Locate the word "平台型结构体系" in the data below, then copy every line that holds it.

------------------------------------------------

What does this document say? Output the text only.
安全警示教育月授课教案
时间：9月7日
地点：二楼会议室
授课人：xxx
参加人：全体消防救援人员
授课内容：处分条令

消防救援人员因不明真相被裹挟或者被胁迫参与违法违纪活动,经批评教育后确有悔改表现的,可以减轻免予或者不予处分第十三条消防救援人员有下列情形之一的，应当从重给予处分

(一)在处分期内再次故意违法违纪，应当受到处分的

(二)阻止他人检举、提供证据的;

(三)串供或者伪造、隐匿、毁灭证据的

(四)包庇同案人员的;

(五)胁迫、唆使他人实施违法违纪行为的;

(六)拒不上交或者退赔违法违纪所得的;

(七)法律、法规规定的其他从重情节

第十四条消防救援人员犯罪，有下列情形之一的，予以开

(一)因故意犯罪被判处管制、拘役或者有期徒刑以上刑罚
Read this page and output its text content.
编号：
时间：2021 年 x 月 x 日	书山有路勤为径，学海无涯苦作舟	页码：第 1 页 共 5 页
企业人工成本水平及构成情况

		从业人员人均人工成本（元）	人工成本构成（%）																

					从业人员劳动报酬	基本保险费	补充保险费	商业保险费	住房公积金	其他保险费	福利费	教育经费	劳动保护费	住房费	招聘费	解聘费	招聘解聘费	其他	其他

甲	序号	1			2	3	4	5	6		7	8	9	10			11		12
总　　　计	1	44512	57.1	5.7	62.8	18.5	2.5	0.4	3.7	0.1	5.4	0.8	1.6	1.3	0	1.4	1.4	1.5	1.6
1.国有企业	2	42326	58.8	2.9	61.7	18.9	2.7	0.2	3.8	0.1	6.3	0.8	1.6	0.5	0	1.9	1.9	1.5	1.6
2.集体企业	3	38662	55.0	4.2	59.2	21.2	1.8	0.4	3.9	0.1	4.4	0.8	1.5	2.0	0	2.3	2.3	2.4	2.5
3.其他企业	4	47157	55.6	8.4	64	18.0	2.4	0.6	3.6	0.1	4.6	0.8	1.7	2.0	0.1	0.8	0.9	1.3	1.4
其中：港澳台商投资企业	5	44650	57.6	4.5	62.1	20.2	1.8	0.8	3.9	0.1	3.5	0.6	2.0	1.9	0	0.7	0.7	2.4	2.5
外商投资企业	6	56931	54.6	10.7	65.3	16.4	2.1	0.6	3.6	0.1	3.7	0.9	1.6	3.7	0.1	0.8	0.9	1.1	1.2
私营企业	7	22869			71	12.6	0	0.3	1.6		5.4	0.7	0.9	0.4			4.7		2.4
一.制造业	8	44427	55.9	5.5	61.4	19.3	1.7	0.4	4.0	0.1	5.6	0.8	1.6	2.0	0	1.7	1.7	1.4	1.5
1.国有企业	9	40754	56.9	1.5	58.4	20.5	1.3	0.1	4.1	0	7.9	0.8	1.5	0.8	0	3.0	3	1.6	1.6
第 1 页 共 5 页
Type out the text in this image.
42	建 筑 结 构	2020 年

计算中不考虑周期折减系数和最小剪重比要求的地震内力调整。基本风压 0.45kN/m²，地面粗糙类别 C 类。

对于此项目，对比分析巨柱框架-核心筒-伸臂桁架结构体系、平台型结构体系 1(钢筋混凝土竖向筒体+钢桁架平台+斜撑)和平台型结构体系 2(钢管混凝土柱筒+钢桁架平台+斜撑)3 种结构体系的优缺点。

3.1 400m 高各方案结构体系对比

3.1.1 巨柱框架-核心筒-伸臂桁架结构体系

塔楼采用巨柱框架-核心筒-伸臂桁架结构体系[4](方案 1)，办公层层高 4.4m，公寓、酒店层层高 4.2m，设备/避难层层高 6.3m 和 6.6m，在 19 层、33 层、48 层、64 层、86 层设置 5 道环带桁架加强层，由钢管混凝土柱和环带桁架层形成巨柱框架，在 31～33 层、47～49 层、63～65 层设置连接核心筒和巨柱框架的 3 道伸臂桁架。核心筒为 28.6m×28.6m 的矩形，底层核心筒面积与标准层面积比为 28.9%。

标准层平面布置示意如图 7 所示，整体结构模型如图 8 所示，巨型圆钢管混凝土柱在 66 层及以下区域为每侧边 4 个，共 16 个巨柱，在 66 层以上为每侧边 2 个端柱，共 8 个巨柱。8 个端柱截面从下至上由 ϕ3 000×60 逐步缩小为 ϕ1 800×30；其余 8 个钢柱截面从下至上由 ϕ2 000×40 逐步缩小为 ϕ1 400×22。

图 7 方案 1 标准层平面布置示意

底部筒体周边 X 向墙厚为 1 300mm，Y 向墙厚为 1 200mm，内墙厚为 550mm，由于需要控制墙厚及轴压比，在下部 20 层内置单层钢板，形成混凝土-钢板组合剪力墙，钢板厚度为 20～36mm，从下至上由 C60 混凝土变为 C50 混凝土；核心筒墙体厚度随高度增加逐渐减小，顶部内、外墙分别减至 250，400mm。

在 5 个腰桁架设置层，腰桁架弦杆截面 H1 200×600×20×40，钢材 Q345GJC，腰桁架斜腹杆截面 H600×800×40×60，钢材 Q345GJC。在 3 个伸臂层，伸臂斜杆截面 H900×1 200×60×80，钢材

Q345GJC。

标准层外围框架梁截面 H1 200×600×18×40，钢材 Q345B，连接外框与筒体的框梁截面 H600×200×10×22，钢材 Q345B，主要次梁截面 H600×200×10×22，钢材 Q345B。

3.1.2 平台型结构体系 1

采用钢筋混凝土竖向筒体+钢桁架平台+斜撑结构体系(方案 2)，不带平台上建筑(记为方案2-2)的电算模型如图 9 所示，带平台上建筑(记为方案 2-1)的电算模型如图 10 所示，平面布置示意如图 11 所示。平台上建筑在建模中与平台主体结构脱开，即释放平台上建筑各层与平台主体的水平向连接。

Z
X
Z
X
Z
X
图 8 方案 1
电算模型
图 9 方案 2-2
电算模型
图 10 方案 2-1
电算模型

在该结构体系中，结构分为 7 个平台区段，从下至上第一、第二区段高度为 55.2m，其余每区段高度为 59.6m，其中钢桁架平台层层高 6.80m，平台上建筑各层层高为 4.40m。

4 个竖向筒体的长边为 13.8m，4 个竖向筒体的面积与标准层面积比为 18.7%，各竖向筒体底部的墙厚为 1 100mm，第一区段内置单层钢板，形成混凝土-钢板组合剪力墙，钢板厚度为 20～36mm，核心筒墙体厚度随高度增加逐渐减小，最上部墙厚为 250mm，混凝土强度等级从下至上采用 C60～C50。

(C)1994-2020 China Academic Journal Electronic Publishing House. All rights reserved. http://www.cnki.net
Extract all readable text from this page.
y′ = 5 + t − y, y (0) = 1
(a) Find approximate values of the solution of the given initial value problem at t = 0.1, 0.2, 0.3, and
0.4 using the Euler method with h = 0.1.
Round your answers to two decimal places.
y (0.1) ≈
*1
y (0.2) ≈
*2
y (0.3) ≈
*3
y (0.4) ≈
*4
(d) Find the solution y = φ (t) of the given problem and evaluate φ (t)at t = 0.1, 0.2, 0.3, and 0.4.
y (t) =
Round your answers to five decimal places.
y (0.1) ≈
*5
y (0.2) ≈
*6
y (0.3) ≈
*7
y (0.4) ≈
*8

------------------------------------------------

- Correct result -
对于此项目，对比分析巨柱框架-核心筒-伸臂桁架结构体系、平台型结构体系 1(钢筋混凝土竖向筒体+钢桁架平台+斜撑)和平台型结构体系 2(钢管混凝土柱筒+钢桁架平台+斜撑)3 种结构体系的优缺点。
3.1.2 平台型结构体系 1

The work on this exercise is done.